Pull out every line with the word "Thumhim".
**** EXTRACTED RECORDS ****
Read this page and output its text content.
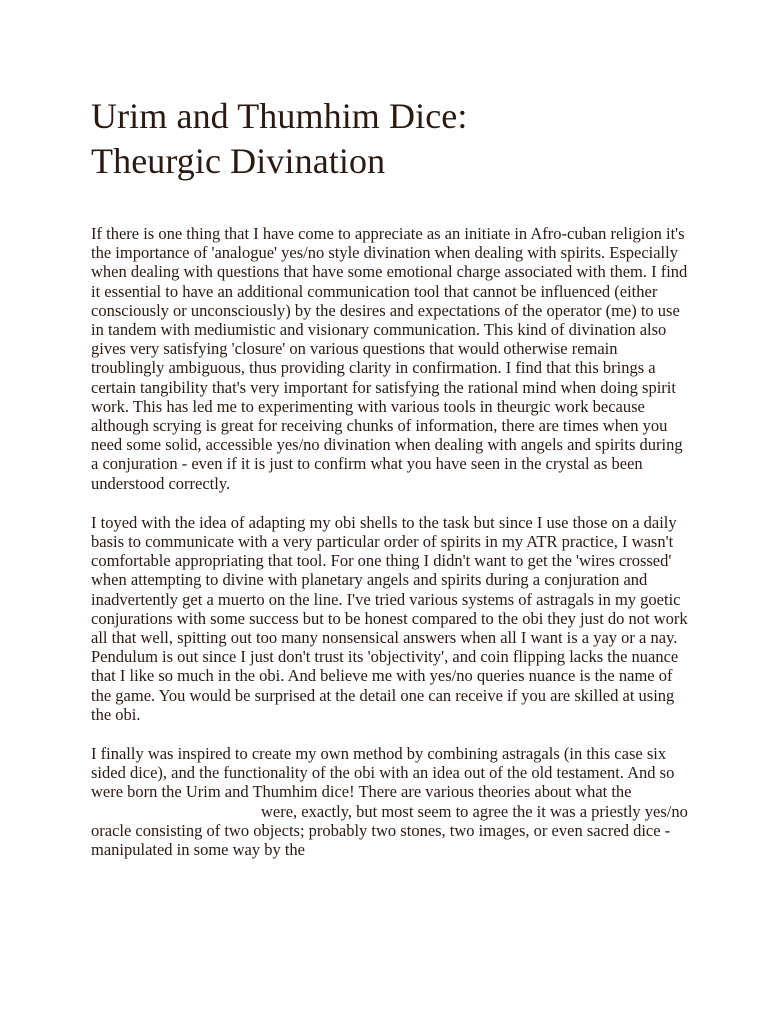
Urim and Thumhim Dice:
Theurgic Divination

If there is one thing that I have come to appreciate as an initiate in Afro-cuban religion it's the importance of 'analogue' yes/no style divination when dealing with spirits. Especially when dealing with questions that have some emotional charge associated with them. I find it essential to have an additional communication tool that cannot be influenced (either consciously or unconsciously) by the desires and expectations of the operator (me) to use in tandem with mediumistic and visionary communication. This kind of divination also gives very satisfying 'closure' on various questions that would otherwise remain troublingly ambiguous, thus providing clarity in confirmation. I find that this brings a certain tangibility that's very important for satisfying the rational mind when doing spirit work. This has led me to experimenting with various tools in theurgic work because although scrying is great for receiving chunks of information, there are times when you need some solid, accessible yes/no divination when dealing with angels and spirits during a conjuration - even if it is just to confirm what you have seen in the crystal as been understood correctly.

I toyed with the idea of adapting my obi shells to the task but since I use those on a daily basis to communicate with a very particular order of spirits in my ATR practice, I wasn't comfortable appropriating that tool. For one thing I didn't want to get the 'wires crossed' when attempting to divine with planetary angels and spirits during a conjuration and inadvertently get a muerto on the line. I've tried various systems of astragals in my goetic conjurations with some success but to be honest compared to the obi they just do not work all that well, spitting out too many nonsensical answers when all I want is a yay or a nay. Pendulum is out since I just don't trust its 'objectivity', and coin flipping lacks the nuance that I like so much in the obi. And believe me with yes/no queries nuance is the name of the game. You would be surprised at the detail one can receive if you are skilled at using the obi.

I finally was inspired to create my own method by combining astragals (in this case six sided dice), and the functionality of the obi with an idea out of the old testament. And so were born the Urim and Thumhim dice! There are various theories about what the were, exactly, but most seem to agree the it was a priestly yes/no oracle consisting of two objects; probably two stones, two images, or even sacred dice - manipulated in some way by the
****
THE OUTPUT:
Urim and Thumhim Dice:
I finally was inspired to create my own method by combining astragals (in this case six sided dice), and the functionality of the obi with an idea out of the old testament. And so were born the Urim and Thumhim dice! There are various theories about what the were, exactly, but most seem to agree the it was a priestly yes/no oracle consisting of two objects; probably two stones, two images, or even sacred dice - manipulated in some way by the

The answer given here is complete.